# EXERCISE DIRECTIONS
The entries that follow should be written out exactly.

##### SOURCE MATERIAL #####

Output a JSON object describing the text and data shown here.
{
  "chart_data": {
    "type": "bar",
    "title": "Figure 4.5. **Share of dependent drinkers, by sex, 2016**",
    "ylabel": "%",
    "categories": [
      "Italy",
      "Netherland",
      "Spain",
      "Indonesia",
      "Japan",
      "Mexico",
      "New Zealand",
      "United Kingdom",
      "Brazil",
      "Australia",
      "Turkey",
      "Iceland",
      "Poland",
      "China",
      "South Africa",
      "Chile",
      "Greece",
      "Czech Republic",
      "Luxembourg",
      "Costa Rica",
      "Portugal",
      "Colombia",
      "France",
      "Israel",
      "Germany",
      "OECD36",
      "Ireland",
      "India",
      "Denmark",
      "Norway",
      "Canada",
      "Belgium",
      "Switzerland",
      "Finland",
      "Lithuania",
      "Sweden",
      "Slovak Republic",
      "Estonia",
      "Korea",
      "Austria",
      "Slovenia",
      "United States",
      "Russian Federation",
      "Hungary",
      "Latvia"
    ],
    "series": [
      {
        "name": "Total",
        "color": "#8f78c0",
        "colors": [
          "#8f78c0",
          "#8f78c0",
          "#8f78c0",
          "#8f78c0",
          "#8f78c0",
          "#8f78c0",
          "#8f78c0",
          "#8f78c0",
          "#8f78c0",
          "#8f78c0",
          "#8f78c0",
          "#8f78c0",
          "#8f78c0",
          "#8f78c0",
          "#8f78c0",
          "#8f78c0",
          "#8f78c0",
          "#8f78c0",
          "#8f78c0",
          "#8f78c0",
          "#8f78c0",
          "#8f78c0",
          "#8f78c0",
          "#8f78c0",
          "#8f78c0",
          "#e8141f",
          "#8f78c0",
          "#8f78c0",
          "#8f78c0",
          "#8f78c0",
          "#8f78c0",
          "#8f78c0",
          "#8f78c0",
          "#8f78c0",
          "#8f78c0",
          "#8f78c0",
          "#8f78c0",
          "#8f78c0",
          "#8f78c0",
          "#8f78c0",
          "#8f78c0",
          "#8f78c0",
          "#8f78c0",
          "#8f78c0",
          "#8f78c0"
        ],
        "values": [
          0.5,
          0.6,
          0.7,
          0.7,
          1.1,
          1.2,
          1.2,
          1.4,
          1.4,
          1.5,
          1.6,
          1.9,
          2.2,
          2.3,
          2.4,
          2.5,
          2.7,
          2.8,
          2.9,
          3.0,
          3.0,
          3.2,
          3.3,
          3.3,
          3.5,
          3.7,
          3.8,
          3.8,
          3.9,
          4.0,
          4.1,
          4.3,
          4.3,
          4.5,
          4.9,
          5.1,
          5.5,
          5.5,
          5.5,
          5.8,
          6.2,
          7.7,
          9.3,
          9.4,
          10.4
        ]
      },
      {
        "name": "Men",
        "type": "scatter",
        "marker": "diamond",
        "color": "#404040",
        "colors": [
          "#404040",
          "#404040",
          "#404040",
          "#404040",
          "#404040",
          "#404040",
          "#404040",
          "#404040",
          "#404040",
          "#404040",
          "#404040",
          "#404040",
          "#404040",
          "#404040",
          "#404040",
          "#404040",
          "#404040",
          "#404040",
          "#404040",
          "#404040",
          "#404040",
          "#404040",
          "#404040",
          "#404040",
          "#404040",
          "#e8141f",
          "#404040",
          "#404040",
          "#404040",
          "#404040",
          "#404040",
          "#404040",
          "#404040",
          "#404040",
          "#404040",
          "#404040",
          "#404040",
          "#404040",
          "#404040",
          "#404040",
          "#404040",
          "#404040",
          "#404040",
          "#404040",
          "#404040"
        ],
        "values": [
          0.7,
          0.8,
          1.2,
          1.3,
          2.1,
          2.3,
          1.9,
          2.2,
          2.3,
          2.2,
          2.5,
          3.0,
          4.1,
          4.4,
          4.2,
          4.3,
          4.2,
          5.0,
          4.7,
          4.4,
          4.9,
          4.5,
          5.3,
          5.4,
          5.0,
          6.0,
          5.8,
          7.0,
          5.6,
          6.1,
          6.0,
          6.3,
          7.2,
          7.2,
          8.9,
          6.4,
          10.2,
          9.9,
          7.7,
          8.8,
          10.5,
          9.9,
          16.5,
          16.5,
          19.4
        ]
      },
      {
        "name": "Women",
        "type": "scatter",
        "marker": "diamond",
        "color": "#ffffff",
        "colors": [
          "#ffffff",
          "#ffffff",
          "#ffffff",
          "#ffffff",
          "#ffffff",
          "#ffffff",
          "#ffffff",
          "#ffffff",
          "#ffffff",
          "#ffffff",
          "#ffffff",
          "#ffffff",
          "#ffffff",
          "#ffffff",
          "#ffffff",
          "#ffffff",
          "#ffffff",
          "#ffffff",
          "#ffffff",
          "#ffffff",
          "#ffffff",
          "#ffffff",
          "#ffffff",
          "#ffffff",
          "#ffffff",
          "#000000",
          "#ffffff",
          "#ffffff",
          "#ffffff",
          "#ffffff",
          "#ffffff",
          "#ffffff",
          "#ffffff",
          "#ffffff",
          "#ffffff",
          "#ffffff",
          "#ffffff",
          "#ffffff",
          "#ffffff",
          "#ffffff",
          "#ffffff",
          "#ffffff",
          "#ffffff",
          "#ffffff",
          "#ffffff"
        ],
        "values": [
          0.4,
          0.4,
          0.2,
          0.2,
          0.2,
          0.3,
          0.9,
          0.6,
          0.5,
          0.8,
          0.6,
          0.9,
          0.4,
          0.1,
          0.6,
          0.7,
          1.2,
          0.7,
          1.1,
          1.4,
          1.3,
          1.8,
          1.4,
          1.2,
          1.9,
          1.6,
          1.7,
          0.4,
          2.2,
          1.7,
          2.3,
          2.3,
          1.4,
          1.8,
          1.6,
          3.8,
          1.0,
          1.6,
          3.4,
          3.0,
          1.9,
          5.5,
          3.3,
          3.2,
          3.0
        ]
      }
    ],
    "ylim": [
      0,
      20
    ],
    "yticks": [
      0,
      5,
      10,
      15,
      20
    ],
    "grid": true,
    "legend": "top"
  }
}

#####

# SOLUTION BELOW
Output a JSON object describing the text and data shown here.
{
  "chart_data": {
    "type": "bar",
    "title": "Figure 4.5. **Share of dependent drinkers, by sex, 2016**",
    "ylabel": "%",
    "categories": [
      "Italy",
      "Netherland",
      "Spain",
      "Indonesia",
      "Japan",
      "Mexico",
      "New Zealand",
      "United Kingdom",
      "Brazil",
      "Australia",
      "Turkey",
      "Iceland",
      "Poland",
      "China",
      "South Africa",
      "Chile",
      "Greece",
      "Czech Republic",
      "Luxembourg",
      "Costa Rica",
      "Portugal",
      "Colombia",
      "France",
      "Israel",
      "Germany",
      "OECD36",
      "Ireland",
      "India",
      "Denmark",
      "Norway",
      "Canada",
      "Belgium",
      "Switzerland",
      "Finland",
      "Lithuania",
      "Sweden",
      "Slovak Republic",
      "Estonia",
      "Korea",
      "Austria",
      "Slovenia",
      "United States",
      "Russian Federation",
      "Hungary",
      "Latvia"
    ],
    "series": [
      {
        "name": "Total",
        "color": "#8f78c0",
        "colors": [
          "#8f78c0",
          "#8f78c0",
          "#8f78c0",
          "#8f78c0",
          "#8f78c0",
          "#8f78c0",
          "#8f78c0",
          "#8f78c0",
          "#8f78c0",
          "#8f78c0",
          "#8f78c0",
          "#8f78c0",
          "#8f78c0",
          "#8f78c0",
          "#8f78c0",
          "#8f78c0",
          "#8f78c0",
          "#8f78c0",
          "#8f78c0",
          "#8f78c0",
          "#8f78c0",
          "#8f78c0",
          "#8f78c0",
          "#8f78c0",
          "#8f78c0",
          "#e8141f",
          "#8f78c0",
          "#8f78c0",
          "#8f78c0",
          "#8f78c0",
          "#8f78c0",
          "#8f78c0",
          "#8f78c0",
          "#8f78c0",
          "#8f78c0",
          "#8f78c0",
          "#8f78c0",
          "#8f78c0",
          "#8f78c0",
          "#8f78c0",
          "#8f78c0",
          "#8f78c0",
          "#8f78c0",
          "#8f78c0",
          "#8f78c0"
        ],
        "values": [
          0.5,
          0.6,
          0.7,
          0.7,
          1.1,
          1.2,
          1.2,
          1.4,
          1.4,
          1.5,
          1.6,
          1.9,
          2.2,
          2.3,
          2.4,
          2.5,
          2.7,
          2.8,
          2.9,
          3.0,
          3.0,
          3.2,
          3.3,
          3.3,
          3.5,
          3.7,
          3.8,
          3.8,
          3.9,
          4.0,
          4.1,
          4.3,
          4.3,
          4.5,
          4.9,
          5.1,
          5.5,
          5.5,
          5.5,
          5.8,
          6.2,
          7.7,
          9.3,
          9.4,
          10.4
        ]
      },
      {
        "name": "Men",
        "type": "scatter",
        "marker": "diamond",
        "color": "#404040",
        "colors": [
          "#404040",
          "#404040",
          "#404040",
          "#404040",
          "#404040",
          "#404040",
          "#404040",
          "#404040",
          "#404040",
          "#404040",
          "#404040",
          "#404040",
          "#404040",
          "#404040",
          "#404040",
          "#404040",
          "#404040",
          "#404040",
          "#404040",
          "#404040",
          "#404040",
          "#404040",
          "#404040",
          "#404040",
          "#404040",
          "#e8141f",
          "#404040",
          "#404040",
          "#404040",
          "#404040",
          "#404040",
          "#404040",
          "#404040",
          "#404040",
          "#404040",
          "#404040",
          "#404040",
          "#404040",
          "#404040",
          "#404040",
          "#404040",
          "#404040",
          "#404040",
          "#404040",
          "#404040"
        ],
        "values": [
          0.7,
          0.8,
          1.2,
          1.3,
          2.1,
          2.3,
          1.9,
          2.2,
          2.3,
          2.2,
          2.5,
          3.0,
          4.1,
          4.4,
          4.2,
          4.3,
          4.2,
          5.0,
          4.7,
          4.4,
          4.9,
          4.5,
          5.3,
          5.4,
          5.0,
          6.0,
          5.8,
          7.0,
          5.6,
          6.1,
          6.0,
          6.3,
          7.2,
          7.2,
          8.9,
          6.4,
          10.2,
          9.9,
          7.7,
          8.8,
          10.5,
          9.9,
          16.5,
          16.5,
          19.4
        ]
      },
      {
        "name": "Women",
        "type": "scatter",
        "marker": "diamond",
        "color": "#ffffff",
        "colors": [
          "#ffffff",
          "#ffffff",
          "#ffffff",
          "#ffffff",
          "#ffffff",
          "#ffffff",
          "#ffffff",
          "#ffffff",
          "#ffffff",
          "#ffffff",
          "#ffffff",
          "#ffffff",
          "#ffffff",
          "#ffffff",
          "#ffffff",
          "#ffffff",
          "#ffffff",
          "#ffffff",
          "#ffffff",
          "#ffffff",
          "#ffffff",
          "#ffffff",
          "#ffffff",
          "#ffffff",
          "#ffffff",
          "#000000",
          "#ffffff",
          "#ffffff",
          "#ffffff",
          "#ffffff",
          "#ffffff",
          "#ffffff",
          "#ffffff",
          "#ffffff",
          "#ffffff",
          "#ffffff",
          "#ffffff",
          "#ffffff",
          "#ffffff",
          "#ffffff",
          "#ffffff",
          "#ffffff",
          "#ffffff",
          "#ffffff",
          "#ffffff"
        ],
        "values": [
          0.4,
          0.4,
          0.2,
          0.2,
          0.2,
          0.3,
          0.9,
          0.6,
          0.5,
          0.8,
          0.6,
          0.9,
          0.4,
          0.1,
          0.6,
          0.7,
          1.2,
          0.7,
          1.1,
          1.4,
          1.3,
          1.8,
          1.4,
          1.2,
          1.9,
          1.6,
          1.7,
          0.4,
          2.2,
          1.7,
          2.3,
          2.3,
          1.4,
          1.8,
          1.6,
          3.8,
          1.0,
          1.6,
          3.4,
          3.0,
          1.9,
          5.5,
          3.3,
          3.2,
          3.0
        ]
      }
    ],
    "ylim": [
      0,
      20
    ],
    "yticks": [
      0,
      5,
      10,
      15,
      20
    ],
    "grid": true,
    "legend": "top"
  }
}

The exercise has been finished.